■ **What to work on**
Do not copy the pictures; transcribe all other material exactly.

## begin Input

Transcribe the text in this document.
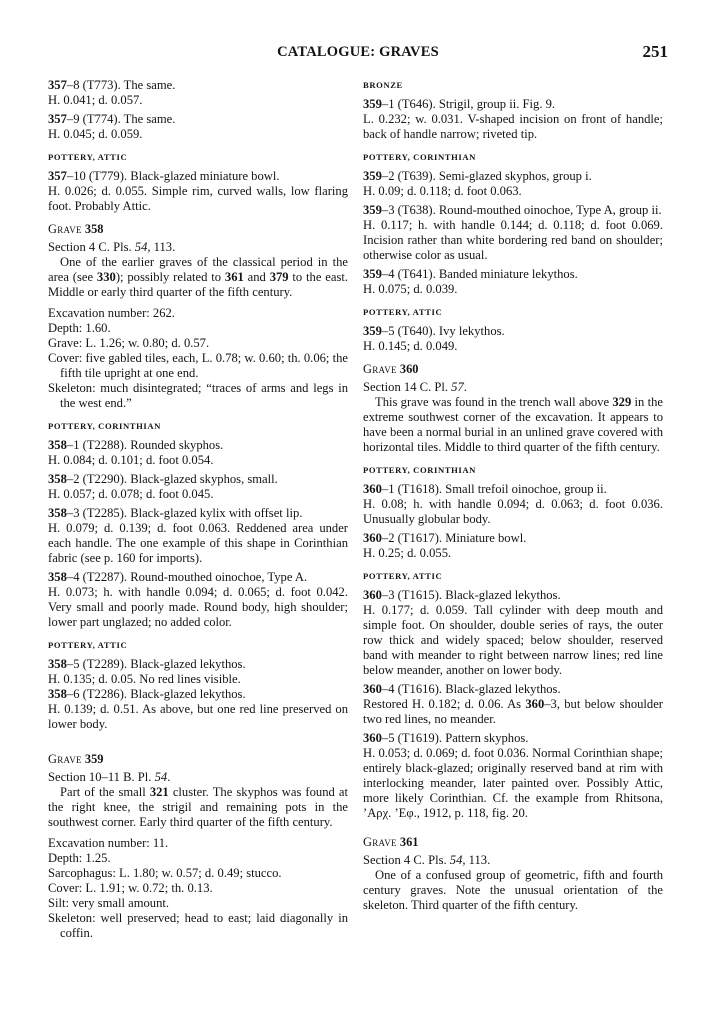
CATALOGUE: GRAVES	251
357–8 (T773). The same.
H. 0.041; d. 0.057.
357–9 (T774). The same.
H. 0.045; d. 0.059.
POTTERY, ATTIC
357–10 (T779). Black-glazed miniature bowl.
H. 0.026; d. 0.055. Simple rim, curved walls, low flaring foot. Probably Attic.
Grave 358
Section 4 C. Pls. 54, 113.
One of the earlier graves of the classical period in the area (see 330); possibly related to 361 and 379 to the east. Middle or early third quarter of the fifth century.
Excavation number: 262.
Depth: 1.60.
Grave: L. 1.26; w. 0.80; d. 0.57.
Cover: five gabled tiles, each, L. 0.78; w. 0.60; th. 0.06; the fifth tile upright at one end.
Skeleton: much disintegrated; “traces of arms and legs in the west end.”
POTTERY, CORINTHIAN
358–1 (T2288). Rounded skyphos.
H. 0.084; d. 0.101; d. foot 0.054.
358–2 (T2290). Black-glazed skyphos, small.
H. 0.057; d. 0.078; d. foot 0.045.
358–3 (T2285). Black-glazed kylix with offset lip.
H. 0.079; d. 0.139; d. foot 0.063. Reddened area under each handle. The one example of this shape in Corinthian fabric (see p. 160 for imports).
358–4 (T2287). Round-mouthed oinochoe, Type A.
H. 0.073; h. with handle 0.094; d. 0.065; d. foot 0.042. Very small and poorly made. Round body, high shoulder; lower part unglazed; no added color.
POTTERY, ATTIC
358–5 (T2289). Black-glazed lekythos.
H. 0.135; d. 0.05. No red lines visible.
358–6 (T2286). Black-glazed lekythos.
H. 0.139; d. 0.51. As above, but one red line preserved on lower body.
Grave 359
Section 10–11 B. Pl. 54.
Part of the small 321 cluster. The skyphos was found at the right knee, the strigil and remaining pots in the southwest corner. Early third quarter of the fifth century.
Excavation number: 11.
Depth: 1.25.
Sarcophagus: L. 1.80; w. 0.57; d. 0.49; stucco.
Cover: L. 1.91; w. 0.72; th. 0.13.
Silt: very small amount.
Skeleton: well preserved; head to east; laid diagonally in coffin.
BRONZE
359–1 (T646). Strigil, group ii. Fig. 9.
L. 0.232; w. 0.031. V-shaped incision on front of handle; back of handle narrow; riveted tip.
POTTERY, CORINTHIAN
359–2 (T639). Semi-glazed skyphos, group i.
H. 0.09; d. 0.118; d. foot 0.063.
359–3 (T638). Round-mouthed oinochoe, Type A, group ii.
H. 0.117; h. with handle 0.144; d. 0.118; d. foot 0.069. Incision rather than white bordering red band on shoulder; otherwise color as usual.
359–4 (T641). Banded miniature lekythos.
H. 0.075; d. 0.039.
POTTERY, ATTIC
359–5 (T640). Ivy lekythos.
H. 0.145; d. 0.049.
Grave 360
Section 14 C. Pl. 57.
This grave was found in the trench wall above 329 in the extreme southwest corner of the excavation. It appears to have been a normal burial in an unlined grave covered with horizontal tiles. Middle to third quarter of the fifth century.
POTTERY, CORINTHIAN
360–1 (T1618). Small trefoil oinochoe, group ii.
H. 0.08; h. with handle 0.094; d. 0.063; d. foot 0.036. Unusually globular body.
360–2 (T1617). Miniature bowl.
H. 0.25; d. 0.055.
POTTERY, ATTIC
360–3 (T1615). Black-glazed lekythos.
H. 0.177; d. 0.059. Tall cylinder with deep mouth and simple foot. On shoulder, double series of rays, the outer row thick and widely spaced; below shoulder, reserved band with meander to right between narrow lines; red line below meander, another on lower body.
360–4 (T1616). Black-glazed lekythos.
Restored H. 0.182; d. 0.06. As 360–3, but below shoulder two red lines, no meander.
360–5 (T1619). Pattern skyphos.
H. 0.053; d. 0.069; d. foot 0.036. Normal Corinthian shape; entirely black-glazed; originally reserved band at rim with interlocking meander, later painted over. Possibly Attic, more likely Corinthian. Cf. the example from Rhitsona, ’Αρχ. ’Εφ., 1912, p. 118, fig. 20.
Grave 361
Section 4 C. Pls. 54, 113.
One of a confused group of geometric, fifth and fourth century graves. Note the unusual orientation of the skeleton. Third quarter of the fifth century.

## end Input

■ **Solved exercise**
Transcribe the text in this document.
CATALOGUE: GRAVES	251
357–8 (T773). The same.
H. 0.041; d. 0.057.
357–9 (T774). The same.
H. 0.045; d. 0.059.
POTTERY, ATTIC
357–10 (T779). Black-glazed miniature bowl.
H. 0.026; d. 0.055. Simple rim, curved walls, low flaring foot. Probably Attic.
Grave 358
Section 4 C. Pls. 54, 113.
One of the earlier graves of the classical period in the area (see 330); possibly related to 361 and 379 to the east. Middle or early third quarter of the fifth century.
Excavation number: 262.
Depth: 1.60.
Grave: L. 1.26; w. 0.80; d. 0.57.
Cover: five gabled tiles, each, L. 0.78; w. 0.60; th. 0.06; the fifth tile upright at one end.
Skeleton: much disintegrated; “traces of arms and legs in the west end.”
POTTERY, CORINTHIAN
358–1 (T2288). Rounded skyphos.
H. 0.084; d. 0.101; d. foot 0.054.
358–2 (T2290). Black-glazed skyphos, small.
H. 0.057; d. 0.078; d. foot 0.045.
358–3 (T2285). Black-glazed kylix with offset lip.
H. 0.079; d. 0.139; d. foot 0.063. Reddened area under each handle. The one example of this shape in Corinthian fabric (see p. 160 for imports).
358–4 (T2287). Round-mouthed oinochoe, Type A.
H. 0.073; h. with handle 0.094; d. 0.065; d. foot 0.042. Very small and poorly made. Round body, high shoulder; lower part unglazed; no added color.
POTTERY, ATTIC
358–5 (T2289). Black-glazed lekythos.
H. 0.135; d. 0.05. No red lines visible.
358–6 (T2286). Black-glazed lekythos.
H. 0.139; d. 0.51. As above, but one red line preserved on lower body.
Grave 359
Section 10–11 B. Pl. 54.
Part of the small 321 cluster. The skyphos was found at the right knee, the strigil and remaining pots in the southwest corner. Early third quarter of the fifth century.
Excavation number: 11.
Depth: 1.25.
Sarcophagus: L. 1.80; w. 0.57; d. 0.49; stucco.
Cover: L. 1.91; w. 0.72; th. 0.13.
Silt: very small amount.
Skeleton: well preserved; head to east; laid diagonally in coffin.
BRONZE
359–1 (T646). Strigil, group ii. Fig. 9.
L. 0.232; w. 0.031. V-shaped incision on front of handle; back of handle narrow; riveted tip.
POTTERY, CORINTHIAN
359–2 (T639). Semi-glazed skyphos, group i.
H. 0.09; d. 0.118; d. foot 0.063.
359–3 (T638). Round-mouthed oinochoe, Type A, group ii.
H. 0.117; h. with handle 0.144; d. 0.118; d. foot 0.069. Incision rather than white bordering red band on shoulder; otherwise color as usual.
359–4 (T641). Banded miniature lekythos.
H. 0.075; d. 0.039.
POTTERY, ATTIC
359–5 (T640). Ivy lekythos.
H. 0.145; d. 0.049.
Grave 360
Section 14 C. Pl. 57.
This grave was found in the trench wall above 329 in the extreme southwest corner of the excavation. It appears to have been a normal burial in an unlined grave covered with horizontal tiles. Middle to third quarter of the fifth century.
POTTERY, CORINTHIAN
360–1 (T1618). Small trefoil oinochoe, group ii.
H. 0.08; h. with handle 0.094; d. 0.063; d. foot 0.036. Unusually globular body.
360–2 (T1617). Miniature bowl.
H. 0.25; d. 0.055.
POTTERY, ATTIC
360–3 (T1615). Black-glazed lekythos.
H. 0.177; d. 0.059. Tall cylinder with deep mouth and simple foot. On shoulder, double series of rays, the outer row thick and widely spaced; below shoulder, reserved band with meander to right between narrow lines; red line below meander, another on lower body.
360–4 (T1616). Black-glazed lekythos.
Restored H. 0.182; d. 0.06. As 360–3, but below shoulder two red lines, no meander.
360–5 (T1619). Pattern skyphos.
H. 0.053; d. 0.069; d. foot 0.036. Normal Corinthian shape; entirely black-glazed; originally reserved band at rim with interlocking meander, later painted over. Possibly Attic, more likely Corinthian. Cf. the example from Rhitsona, ’Αρχ. ’Εφ., 1912, p. 118, fig. 20.
Grave 361
Section 4 C. Pls. 54, 113.
One of a confused group of geometric, fifth and fourth century graves. Note the unusual orientation of the skeleton. Third quarter of the fifth century.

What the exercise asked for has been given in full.